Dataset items
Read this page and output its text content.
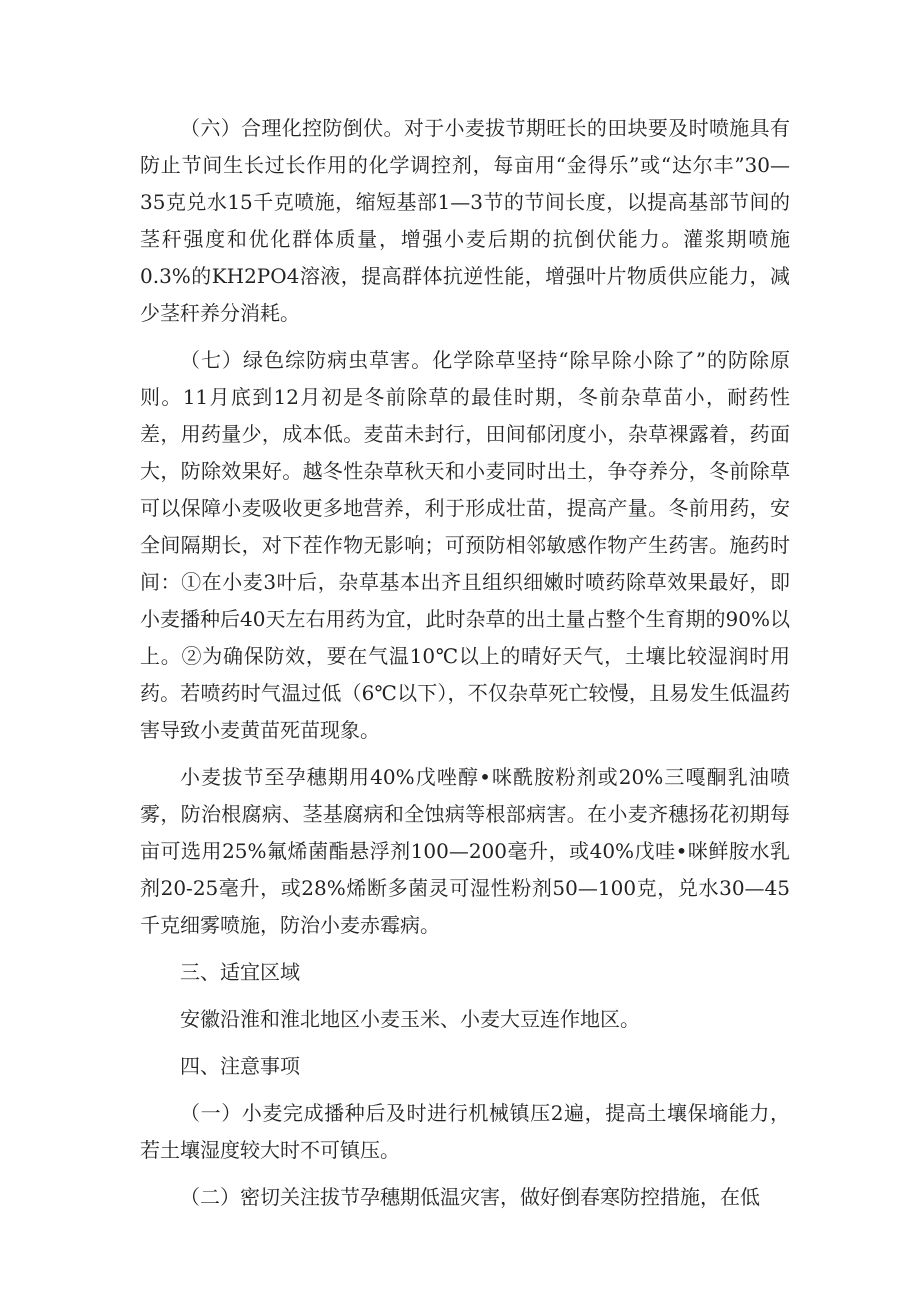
（六）合理化控防倒伏。对于小麦拔节期旺长的田块要及时喷施具有防止节间生长过长作用的化学调控剂，每亩用“金得乐”或“达尔丰”30—35克兑水15千克喷施，缩短基部1—3节的节间长度，以提高基部节间的茎秆强度和优化群体质量，增强小麦后期的抗倒伏能力。灌浆期喷施0.3%的KH2PO4溶液，提高群体抗逆性能，增强叶片物质供应能力，减少茎秆养分消耗。

（七）绿色综防病虫草害。化学除草坚持“除早除小除了”的防除原则。11月底到12月初是冬前除草的最佳时期，冬前杂草苗小，耐药性差，用药量少，成本低。麦苗未封行，田间郁闭度小，杂草裸露着，药面大，防除效果好。越冬性杂草秋天和小麦同时出土，争夺养分，冬前除草可以保障小麦吸收更多地营养，利于形成壮苗，提高产量。冬前用药，安全间隔期长，对下茬作物无影响；可预防相邻敏感作物产生药害。施药时间：①在小麦3叶后，杂草基本出齐且组织细嫩时喷药除草效果最好，即小麦播种后40天左右用药为宜，此时杂草的出土量占整个生育期的90%以上。②为确保防效，要在气温10℃以上的晴好天气，土壤比较湿润时用药。若喷药时气温过低（6℃以下），不仅杂草死亡较慢，且易发生低温药害导致小麦黄苗死苗现象。

小麦拔节至孕穗期用40%戊唑醇•咪酰胺粉剂或20%三嘎酮乳油喷雾，防治根腐病、茎基腐病和全蚀病等根部病害。在小麦齐穗扬花初期每亩可选用25%氟烯菌酯悬浮剂100—200毫升，或40%戊哇•咪鲜胺水乳剂20-25毫升，或28%烯断多菌灵可湿性粉剂50—100克，兑水30—45千克细雾喷施，防治小麦赤霉病。

三、适宜区域

安徽沿淮和淮北地区小麦玉米、小麦大豆连作地区。

四、注意事项

（一）小麦完成播种后及时进行机械镇压2遍，提高土壤保墒能力，若土壤湿度较大时不可镇压。

（二）密切关注拔节孕穗期低温灾害，做好倒春寒防控措施，在低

▸ Exercise details: Go back to the records above and write them out exactly, without the pictures.

▸ Solution:
Read this page and output its text content.
（六）合理化控防倒伏。对于小麦拔节期旺长的田块要及时喷施具有防止节间生长过长作用的化学调控剂，每亩用“金得乐”或“达尔丰”30—35克兑水15千克喷施，缩短基部1—3节的节间长度，以提高基部节间的茎秆强度和优化群体质量，增强小麦后期的抗倒伏能力。灌浆期喷施0.3%的KH2PO4溶液，提高群体抗逆性能，增强叶片物质供应能力，减少茎秆养分消耗。

（七）绿色综防病虫草害。化学除草坚持“除早除小除了”的防除原则。11月底到12月初是冬前除草的最佳时期，冬前杂草苗小，耐药性差，用药量少，成本低。麦苗未封行，田间郁闭度小，杂草裸露着，药面大，防除效果好。越冬性杂草秋天和小麦同时出土，争夺养分，冬前除草可以保障小麦吸收更多地营养，利于形成壮苗，提高产量。冬前用药，安全间隔期长，对下茬作物无影响；可预防相邻敏感作物产生药害。施药时间：①在小麦3叶后，杂草基本出齐且组织细嫩时喷药除草效果最好，即小麦播种后40天左右用药为宜，此时杂草的出土量占整个生育期的90%以上。②为确保防效，要在气温10℃以上的晴好天气，土壤比较湿润时用药。若喷药时气温过低（6℃以下），不仅杂草死亡较慢，且易发生低温药害导致小麦黄苗死苗现象。

小麦拔节至孕穗期用40%戊唑醇•咪酰胺粉剂或20%三嘎酮乳油喷雾，防治根腐病、茎基腐病和全蚀病等根部病害。在小麦齐穗扬花初期每亩可选用25%氟烯菌酯悬浮剂100—200毫升，或40%戊哇•咪鲜胺水乳剂20-25毫升，或28%烯断多菌灵可湿性粉剂50—100克，兑水30—45千克细雾喷施，防治小麦赤霉病。

三、适宜区域

安徽沿淮和淮北地区小麦玉米、小麦大豆连作地区。

四、注意事项

（一）小麦完成播种后及时进行机械镇压2遍，提高土壤保墒能力，若土壤湿度较大时不可镇压。

（二）密切关注拔节孕穗期低温灾害，做好倒春寒防控措施，在低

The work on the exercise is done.